Zitierter Text:
┌──

II. Der Antragsteller hat die Kosten des Beschwerdeverfahrens zu tragen.
Gründe
1
Der Antragsteller wendet sich mit seiner Beschwerde gegen Nr. 4. des Beschlusses des Verwaltungsgerichts vom 11. November 2022, mit dem dieses seinen Antrag auf Bewilligung von Prozesskostenhilfe − unter Beiordnung des Bevollmächtigten − für einen Eilantrag, gerichtet auf Anordnung der aufschiebenden Wirkung seiner Klage gegen einen Platzverweis und ein Kontaktverbot, abgelehnt hat.
2
1. Die Beschwerde ist zulässig, aber unbegründet, weil das Verwaltungsgericht den genannten Antrag auf Bewilligung von Prozesskostenhilfe in der Sache zu Recht unter Verweis auf die fehlenden Erfolgsaussichten der Klage nach § 166 Abs. 1 Satz 1 VwGO in Verbindung mit § 114 Abs. 1 Satz 1 ZPO abgelehnt hat.
3
a) Voraussetzung für die Bewilligung von Prozesskostenhilfe nach § 166 Abs. 1 Satz 1 VwGO in Verbindung mit § 114 Abs. 1 Satz 1 ZPO ist, dass die beabsichtigte Rechtsverfolgung hinreichende Aussicht auf Erfolg bietet und nicht mutwillig erscheint. Dies ist der Fall, wenn das Gericht den vorgetragenen Rechtsstandpunkt der um Prozesskostenhilfe nachsuchenden Partei bei summarischer Prüfung für vertretbar hält und − unter Berücksichtigung der (materiellen) Darlegungs- und Beweislast sowie der Amtsermittlung − die entsprechende Beweisführung als möglich erachtet (vgl. Reichling in Vorwerk/Wolf, ZPO, 48. Aufl., Stand: 1.3.2023, § 114 Rn. 28 m.w.N.). Schwierige Tatfragen dürfen nicht im Prozesskostenhilfeverfahren entschieden werden, sondern müssen auch von Unbemittelten einer prozessualen Klärung zugeführt werden können. Die durch Art. 3 Abs. 1 GG in Verbindung mit dem Rechtsstaatsprinzip gewährleistete Rechtsschutzgleichheit gebietet es, in diesem Zusammenhang zu prüfen, ob konkrete und nachvollziehbare Anhaltspunkte dafür vorliegen, dass die Beweisaufnahme mit großer Wahrscheinlichkeit zum Nachteil des Beschwerdeführers ausgehen würde (vgl. BVerfG, B.v. 28.1.2013 – 1 BvR 274/12 – juris Rn. 13 f. m.w.N.).

└──

Auflistungen der Elementbereiche:
┌──

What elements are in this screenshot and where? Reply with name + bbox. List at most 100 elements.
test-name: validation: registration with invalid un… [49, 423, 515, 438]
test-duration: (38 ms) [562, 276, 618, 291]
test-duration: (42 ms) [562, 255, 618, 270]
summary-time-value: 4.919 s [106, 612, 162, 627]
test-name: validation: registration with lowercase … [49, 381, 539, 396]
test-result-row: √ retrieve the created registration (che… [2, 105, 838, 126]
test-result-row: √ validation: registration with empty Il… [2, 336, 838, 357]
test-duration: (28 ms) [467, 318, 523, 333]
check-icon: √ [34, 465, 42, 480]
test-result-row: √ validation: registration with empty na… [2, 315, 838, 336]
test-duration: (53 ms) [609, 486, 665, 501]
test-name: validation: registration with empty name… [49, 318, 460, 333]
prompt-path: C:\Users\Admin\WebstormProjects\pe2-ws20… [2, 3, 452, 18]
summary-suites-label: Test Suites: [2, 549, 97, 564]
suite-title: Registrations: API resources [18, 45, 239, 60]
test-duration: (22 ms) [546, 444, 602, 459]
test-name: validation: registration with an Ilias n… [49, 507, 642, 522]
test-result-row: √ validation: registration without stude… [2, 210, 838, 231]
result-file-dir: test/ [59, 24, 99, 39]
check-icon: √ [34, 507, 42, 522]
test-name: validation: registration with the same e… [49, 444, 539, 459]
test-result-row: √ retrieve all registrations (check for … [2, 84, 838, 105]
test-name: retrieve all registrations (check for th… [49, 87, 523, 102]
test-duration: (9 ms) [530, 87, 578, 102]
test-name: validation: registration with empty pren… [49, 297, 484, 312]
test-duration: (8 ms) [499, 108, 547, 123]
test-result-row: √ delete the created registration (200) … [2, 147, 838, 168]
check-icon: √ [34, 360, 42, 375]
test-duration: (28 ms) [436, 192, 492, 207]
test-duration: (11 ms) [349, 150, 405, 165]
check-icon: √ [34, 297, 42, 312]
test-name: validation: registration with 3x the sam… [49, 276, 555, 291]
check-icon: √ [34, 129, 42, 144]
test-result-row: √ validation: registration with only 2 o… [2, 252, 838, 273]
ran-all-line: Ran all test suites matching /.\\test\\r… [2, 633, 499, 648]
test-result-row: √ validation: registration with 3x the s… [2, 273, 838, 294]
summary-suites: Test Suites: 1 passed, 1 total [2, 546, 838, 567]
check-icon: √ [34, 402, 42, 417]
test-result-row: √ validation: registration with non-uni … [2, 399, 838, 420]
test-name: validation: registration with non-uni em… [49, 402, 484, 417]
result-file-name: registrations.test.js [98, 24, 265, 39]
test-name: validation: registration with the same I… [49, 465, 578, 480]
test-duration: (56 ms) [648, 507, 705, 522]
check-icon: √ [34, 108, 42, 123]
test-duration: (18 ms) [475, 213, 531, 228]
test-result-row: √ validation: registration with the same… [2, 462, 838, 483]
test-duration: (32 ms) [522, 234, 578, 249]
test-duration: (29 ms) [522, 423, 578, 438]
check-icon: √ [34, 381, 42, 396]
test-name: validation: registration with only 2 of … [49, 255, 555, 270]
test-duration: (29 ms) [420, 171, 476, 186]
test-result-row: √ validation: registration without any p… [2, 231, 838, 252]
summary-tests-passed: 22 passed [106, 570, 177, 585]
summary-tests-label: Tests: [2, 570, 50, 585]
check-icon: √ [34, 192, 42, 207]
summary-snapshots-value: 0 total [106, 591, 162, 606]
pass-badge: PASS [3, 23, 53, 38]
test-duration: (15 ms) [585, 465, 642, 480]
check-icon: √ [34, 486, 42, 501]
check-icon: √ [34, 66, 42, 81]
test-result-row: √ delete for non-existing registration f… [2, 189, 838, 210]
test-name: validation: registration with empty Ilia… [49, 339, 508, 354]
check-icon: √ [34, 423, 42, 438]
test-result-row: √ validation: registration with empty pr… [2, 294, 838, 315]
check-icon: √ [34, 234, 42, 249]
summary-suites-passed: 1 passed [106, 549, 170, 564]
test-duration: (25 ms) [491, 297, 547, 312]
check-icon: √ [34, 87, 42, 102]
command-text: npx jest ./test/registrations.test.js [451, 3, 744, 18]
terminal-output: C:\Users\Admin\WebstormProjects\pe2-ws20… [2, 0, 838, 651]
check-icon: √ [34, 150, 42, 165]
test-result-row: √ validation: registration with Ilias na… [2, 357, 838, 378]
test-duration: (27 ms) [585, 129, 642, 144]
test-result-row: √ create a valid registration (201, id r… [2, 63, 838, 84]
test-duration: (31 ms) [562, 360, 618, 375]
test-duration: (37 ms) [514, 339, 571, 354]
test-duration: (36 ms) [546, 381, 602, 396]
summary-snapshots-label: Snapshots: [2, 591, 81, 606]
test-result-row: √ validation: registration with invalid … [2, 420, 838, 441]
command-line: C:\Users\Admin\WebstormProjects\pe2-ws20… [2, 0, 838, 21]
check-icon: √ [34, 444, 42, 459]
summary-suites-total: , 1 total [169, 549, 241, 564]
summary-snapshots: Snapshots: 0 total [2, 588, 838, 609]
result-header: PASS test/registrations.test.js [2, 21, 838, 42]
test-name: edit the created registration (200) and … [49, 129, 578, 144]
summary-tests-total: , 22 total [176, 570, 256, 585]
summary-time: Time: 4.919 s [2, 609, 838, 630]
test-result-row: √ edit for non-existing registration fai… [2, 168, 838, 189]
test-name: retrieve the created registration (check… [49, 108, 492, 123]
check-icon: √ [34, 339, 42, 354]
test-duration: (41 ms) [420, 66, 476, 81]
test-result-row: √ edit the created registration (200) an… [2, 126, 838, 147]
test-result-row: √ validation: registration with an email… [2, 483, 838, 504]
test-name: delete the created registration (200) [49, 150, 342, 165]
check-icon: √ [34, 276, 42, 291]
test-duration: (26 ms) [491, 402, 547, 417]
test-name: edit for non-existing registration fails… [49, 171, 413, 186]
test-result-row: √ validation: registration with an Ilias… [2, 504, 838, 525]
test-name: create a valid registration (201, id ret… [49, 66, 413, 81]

└──

Aufgabenstellung:
Prüfe bei jeder der folgenden Aussagen, ob sie mit dem zitierten Text übereinstimmt. Antworte jeweils mit Ja oder Nein und führe die entscheidende Stelle als wörtliches Zitat an.
1. Die Kosten des Beschwerdeverfahrens trägt der Antragsteller.
2. Die Beschwerde ist unzulässig.
3. Schwierige Tatfragen dürfen im Prozesskostenhilfeverfahren entschieden werden.

Lösung:
1. Ja – „Der Antragsteller hat die Kosten des Beschwerdeverfahrens zu tragen.“
2. Nein – „Die Beschwerde ist zulässig, aber unbegründet“
3. Nein – „Schwierige Tatfragen dürfen nicht im Prozesskostenhilfeverfahren entschieden werden“